Task to carry out | Review the listing and copy each line that holds the word "this".

## START Information given

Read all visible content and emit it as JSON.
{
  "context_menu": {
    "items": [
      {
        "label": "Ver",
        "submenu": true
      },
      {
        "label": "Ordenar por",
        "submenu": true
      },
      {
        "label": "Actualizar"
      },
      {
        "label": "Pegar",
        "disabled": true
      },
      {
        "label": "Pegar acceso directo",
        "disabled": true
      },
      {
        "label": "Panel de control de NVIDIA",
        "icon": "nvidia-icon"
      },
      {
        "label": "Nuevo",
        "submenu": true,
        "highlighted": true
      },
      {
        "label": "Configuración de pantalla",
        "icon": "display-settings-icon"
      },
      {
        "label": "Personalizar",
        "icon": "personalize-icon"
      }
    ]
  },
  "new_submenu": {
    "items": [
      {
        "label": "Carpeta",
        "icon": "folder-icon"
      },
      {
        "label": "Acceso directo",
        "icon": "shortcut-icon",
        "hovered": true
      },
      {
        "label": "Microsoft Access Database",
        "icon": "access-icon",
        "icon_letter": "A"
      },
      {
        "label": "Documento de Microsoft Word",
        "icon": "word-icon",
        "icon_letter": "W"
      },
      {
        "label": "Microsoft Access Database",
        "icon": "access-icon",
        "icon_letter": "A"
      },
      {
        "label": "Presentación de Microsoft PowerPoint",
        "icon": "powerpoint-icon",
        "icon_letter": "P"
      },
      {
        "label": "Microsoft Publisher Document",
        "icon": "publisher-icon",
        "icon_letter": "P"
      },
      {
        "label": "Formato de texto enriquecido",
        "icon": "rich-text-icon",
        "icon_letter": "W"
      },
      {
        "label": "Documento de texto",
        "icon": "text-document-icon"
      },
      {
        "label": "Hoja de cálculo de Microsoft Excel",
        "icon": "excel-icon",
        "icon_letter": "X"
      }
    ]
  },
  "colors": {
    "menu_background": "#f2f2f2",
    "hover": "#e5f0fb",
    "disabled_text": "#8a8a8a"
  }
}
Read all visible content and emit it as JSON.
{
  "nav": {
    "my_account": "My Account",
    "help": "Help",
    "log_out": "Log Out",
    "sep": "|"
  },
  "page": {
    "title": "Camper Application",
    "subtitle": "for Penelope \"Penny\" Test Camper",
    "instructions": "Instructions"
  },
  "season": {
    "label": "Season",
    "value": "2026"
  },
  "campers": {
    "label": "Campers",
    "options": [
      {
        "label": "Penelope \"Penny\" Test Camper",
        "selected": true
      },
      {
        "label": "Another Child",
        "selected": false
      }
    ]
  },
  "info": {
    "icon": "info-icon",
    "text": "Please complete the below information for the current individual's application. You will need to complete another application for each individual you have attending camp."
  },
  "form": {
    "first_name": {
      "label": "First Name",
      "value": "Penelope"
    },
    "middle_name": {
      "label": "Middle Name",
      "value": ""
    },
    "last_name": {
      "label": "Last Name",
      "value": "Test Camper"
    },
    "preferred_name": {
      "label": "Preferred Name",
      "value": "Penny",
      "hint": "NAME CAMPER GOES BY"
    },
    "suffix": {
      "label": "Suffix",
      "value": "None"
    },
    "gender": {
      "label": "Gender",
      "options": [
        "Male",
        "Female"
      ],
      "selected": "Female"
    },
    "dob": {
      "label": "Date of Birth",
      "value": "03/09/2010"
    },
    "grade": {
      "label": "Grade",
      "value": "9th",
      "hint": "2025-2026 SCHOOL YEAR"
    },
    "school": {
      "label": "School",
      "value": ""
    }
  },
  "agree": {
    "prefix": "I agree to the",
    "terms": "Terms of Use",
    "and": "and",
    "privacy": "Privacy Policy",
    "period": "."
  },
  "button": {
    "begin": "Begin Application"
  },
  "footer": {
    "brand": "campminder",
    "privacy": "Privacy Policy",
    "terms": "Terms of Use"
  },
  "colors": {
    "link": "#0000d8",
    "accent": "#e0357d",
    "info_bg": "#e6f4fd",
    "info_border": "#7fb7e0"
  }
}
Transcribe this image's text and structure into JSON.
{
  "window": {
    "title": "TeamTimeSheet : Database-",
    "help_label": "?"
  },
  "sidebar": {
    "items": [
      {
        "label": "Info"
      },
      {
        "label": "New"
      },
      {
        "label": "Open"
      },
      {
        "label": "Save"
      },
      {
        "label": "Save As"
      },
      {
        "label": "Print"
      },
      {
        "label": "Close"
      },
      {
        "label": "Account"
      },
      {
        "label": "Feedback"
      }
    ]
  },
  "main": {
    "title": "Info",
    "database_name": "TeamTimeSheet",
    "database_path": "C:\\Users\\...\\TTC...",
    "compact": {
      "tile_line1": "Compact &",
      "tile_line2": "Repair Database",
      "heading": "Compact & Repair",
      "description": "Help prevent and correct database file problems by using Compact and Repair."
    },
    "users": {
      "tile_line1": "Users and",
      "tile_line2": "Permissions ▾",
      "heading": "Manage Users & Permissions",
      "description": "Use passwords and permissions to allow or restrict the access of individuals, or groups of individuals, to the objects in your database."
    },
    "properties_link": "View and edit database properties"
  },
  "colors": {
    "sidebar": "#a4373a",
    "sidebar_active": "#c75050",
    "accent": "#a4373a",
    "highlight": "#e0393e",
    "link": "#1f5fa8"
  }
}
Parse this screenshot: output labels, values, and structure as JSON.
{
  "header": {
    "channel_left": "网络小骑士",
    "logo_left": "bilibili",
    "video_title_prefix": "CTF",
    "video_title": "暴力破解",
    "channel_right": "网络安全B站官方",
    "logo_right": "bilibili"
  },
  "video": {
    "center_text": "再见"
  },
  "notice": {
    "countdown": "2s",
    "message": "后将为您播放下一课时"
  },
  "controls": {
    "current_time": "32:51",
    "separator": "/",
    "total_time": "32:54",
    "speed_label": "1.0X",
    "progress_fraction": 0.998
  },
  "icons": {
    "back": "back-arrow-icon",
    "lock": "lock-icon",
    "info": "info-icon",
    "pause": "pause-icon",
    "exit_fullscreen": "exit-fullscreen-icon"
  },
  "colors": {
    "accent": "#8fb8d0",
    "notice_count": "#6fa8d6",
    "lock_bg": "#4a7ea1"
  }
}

## END Information given

Complete output |
Transcribe this image's text and structure into JSON.
Parse this screenshot: output labels, values, and structure as JSON.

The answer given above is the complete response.